__Written instruction__: Reproduce all records verbatim.

__Listed entries__:
= = = = = = =

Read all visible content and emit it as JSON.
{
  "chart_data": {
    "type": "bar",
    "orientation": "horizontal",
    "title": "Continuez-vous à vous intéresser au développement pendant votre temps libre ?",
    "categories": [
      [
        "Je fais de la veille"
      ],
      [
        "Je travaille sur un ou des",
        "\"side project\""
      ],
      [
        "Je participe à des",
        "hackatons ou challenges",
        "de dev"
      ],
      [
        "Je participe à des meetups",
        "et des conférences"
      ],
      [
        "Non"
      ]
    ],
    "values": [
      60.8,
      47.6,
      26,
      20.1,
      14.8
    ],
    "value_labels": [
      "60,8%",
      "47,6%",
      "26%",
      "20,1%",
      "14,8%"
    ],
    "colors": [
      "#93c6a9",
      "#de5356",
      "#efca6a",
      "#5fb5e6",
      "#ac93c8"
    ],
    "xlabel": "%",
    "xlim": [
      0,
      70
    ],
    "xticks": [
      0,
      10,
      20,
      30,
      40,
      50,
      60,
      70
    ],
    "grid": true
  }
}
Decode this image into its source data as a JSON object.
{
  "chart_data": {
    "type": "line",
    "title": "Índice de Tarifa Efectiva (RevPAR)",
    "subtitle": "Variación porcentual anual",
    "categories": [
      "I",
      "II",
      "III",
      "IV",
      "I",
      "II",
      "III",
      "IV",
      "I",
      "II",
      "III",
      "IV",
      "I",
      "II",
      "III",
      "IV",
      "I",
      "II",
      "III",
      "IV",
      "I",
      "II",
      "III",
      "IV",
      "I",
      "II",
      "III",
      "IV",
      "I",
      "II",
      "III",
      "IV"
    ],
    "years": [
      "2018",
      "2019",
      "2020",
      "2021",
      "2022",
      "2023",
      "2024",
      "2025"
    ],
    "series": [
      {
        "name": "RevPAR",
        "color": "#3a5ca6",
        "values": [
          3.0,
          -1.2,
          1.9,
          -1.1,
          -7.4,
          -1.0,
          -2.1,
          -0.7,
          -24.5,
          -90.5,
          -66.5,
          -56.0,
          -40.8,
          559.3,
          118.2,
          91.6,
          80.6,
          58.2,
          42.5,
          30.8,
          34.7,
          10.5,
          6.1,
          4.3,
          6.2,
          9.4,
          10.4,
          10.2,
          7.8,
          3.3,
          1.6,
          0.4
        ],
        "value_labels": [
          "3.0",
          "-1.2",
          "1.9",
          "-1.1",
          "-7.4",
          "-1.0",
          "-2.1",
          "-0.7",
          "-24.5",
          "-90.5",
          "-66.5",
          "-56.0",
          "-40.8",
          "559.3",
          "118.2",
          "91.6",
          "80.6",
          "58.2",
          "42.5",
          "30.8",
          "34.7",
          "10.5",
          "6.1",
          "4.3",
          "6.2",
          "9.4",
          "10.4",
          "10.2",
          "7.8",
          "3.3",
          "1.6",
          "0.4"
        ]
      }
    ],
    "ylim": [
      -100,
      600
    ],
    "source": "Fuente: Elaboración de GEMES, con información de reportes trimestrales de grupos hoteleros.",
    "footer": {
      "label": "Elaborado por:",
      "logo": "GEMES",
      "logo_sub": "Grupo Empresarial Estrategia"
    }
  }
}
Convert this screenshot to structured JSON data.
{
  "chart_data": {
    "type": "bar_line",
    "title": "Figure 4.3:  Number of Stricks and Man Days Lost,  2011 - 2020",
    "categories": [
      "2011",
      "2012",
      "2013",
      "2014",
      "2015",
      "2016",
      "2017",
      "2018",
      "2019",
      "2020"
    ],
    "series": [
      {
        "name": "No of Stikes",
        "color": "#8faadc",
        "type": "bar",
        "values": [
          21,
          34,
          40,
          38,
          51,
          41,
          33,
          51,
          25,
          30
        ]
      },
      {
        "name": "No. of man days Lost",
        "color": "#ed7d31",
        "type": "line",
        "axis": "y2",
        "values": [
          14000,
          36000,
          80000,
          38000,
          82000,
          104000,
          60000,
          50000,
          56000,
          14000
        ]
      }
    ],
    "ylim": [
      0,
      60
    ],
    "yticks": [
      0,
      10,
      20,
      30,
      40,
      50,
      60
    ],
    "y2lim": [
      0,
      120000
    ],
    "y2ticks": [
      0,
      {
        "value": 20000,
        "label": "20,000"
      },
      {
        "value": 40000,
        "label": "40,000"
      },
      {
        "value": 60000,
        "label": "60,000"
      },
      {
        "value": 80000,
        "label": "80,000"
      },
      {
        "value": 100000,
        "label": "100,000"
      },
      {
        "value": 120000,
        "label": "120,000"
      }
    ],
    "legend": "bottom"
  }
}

= = = = = = =

__Output of the task__:
Read all visible content and emit it as JSON.
{
  "chart_data": {
    "type": "bar",
    "orientation": "horizontal",
    "title": "Continuez-vous à vous intéresser au développement pendant votre temps libre ?",
    "categories": [
      [
        "Je fais de la veille"
      ],
      [
        "Je travaille sur un ou des",
        "\"side project\""
      ],
      [
        "Je participe à des",
        "hackatons ou challenges",
        "de dev"
      ],
      [
        "Je participe à des meetups",
        "et des conférences"
      ],
      [
        "Non"
      ]
    ],
    "values": [
      60.8,
      47.6,
      26,
      20.1,
      14.8
    ],
    "value_labels": [
      "60,8%",
      "47,6%",
      "26%",
      "20,1%",
      "14,8%"
    ],
    "colors": [
      "#93c6a9",
      "#de5356",
      "#efca6a",
      "#5fb5e6",
      "#ac93c8"
    ],
    "xlabel": "%",
    "xlim": [
      0,
      70
    ],
    "xticks": [
      0,
      10,
      20,
      30,
      40,
      50,
      60,
      70
    ],
    "grid": true
  }
}
Decode this image into its source data as a JSON object.
{
  "chart_data": {
    "type": "line",
    "title": "Índice de Tarifa Efectiva (RevPAR)",
    "subtitle": "Variación porcentual anual",
    "categories": [
      "I",
      "II",
      "III",
      "IV",
      "I",
      "II",
      "III",
      "IV",
      "I",
      "II",
      "III",
      "IV",
      "I",
      "II",
      "III",
      "IV",
      "I",
      "II",
      "III",
      "IV",
      "I",
      "II",
      "III",
      "IV",
      "I",
      "II",
      "III",
      "IV",
      "I",
      "II",
      "III",
      "IV"
    ],
    "years": [
      "2018",
      "2019",
      "2020",
      "2021",
      "2022",
      "2023",
      "2024",
      "2025"
    ],
    "series": [
      {
        "name": "RevPAR",
        "color": "#3a5ca6",
        "values": [
          3.0,
          -1.2,
          1.9,
          -1.1,
          -7.4,
          -1.0,
          -2.1,
          -0.7,
          -24.5,
          -90.5,
          -66.5,
          -56.0,
          -40.8,
          559.3,
          118.2,
          91.6,
          80.6,
          58.2,
          42.5,
          30.8,
          34.7,
          10.5,
          6.1,
          4.3,
          6.2,
          9.4,
          10.4,
          10.2,
          7.8,
          3.3,
          1.6,
          0.4
        ],
        "value_labels": [
          "3.0",
          "-1.2",
          "1.9",
          "-1.1",
          "-7.4",
          "-1.0",
          "-2.1",
          "-0.7",
          "-24.5",
          "-90.5",
          "-66.5",
          "-56.0",
          "-40.8",
          "559.3",
          "118.2",
          "91.6",
          "80.6",
          "58.2",
          "42.5",
          "30.8",
          "34.7",
          "10.5",
          "6.1",
          "4.3",
          "6.2",
          "9.4",
          "10.4",
          "10.2",
          "7.8",
          "3.3",
          "1.6",
          "0.4"
        ]
      }
    ],
    "ylim": [
      -100,
      600
    ],
    "source": "Fuente: Elaboración de GEMES, con información de reportes trimestrales de grupos hoteleros.",
    "footer": {
      "label": "Elaborado por:",
      "logo": "GEMES",
      "logo_sub": "Grupo Empresarial Estrategia"
    }
  }
}
Convert this screenshot to structured JSON data.
{
  "chart_data": {
    "type": "bar_line",
    "title": "Figure 4.3:  Number of Stricks and Man Days Lost,  2011 - 2020",
    "categories": [
      "2011",
      "2012",
      "2013",
      "2014",
      "2015",
      "2016",
      "2017",
      "2018",
      "2019",
      "2020"
    ],
    "series": [
      {
        "name": "No of Stikes",
        "color": "#8faadc",
        "type": "bar",
        "values": [
          21,
          34,
          40,
          38,
          51,
          41,
          33,
          51,
          25,
          30
        ]
      },
      {
        "name": "No. of man days Lost",
        "color": "#ed7d31",
        "type": "line",
        "axis": "y2",
        "values": [
          14000,
          36000,
          80000,
          38000,
          82000,
          104000,
          60000,
          50000,
          56000,
          14000
        ]
      }
    ],
    "ylim": [
      0,
      60
    ],
    "yticks": [
      0,
      10,
      20,
      30,
      40,
      50,
      60
    ],
    "y2lim": [
      0,
      120000
    ],
    "y2ticks": [
      0,
      {
        "value": 20000,
        "label": "20,000"
      },
      {
        "value": 40000,
        "label": "40,000"
      },
      {
        "value": 60000,
        "label": "60,000"
      },
      {
        "value": 80000,
        "label": "80,000"
      },
      {
        "value": 100000,
        "label": "100,000"
      },
      {
        "value": 120000,
        "label": "120,000"
      }
    ],
    "legend": "bottom"
  }
}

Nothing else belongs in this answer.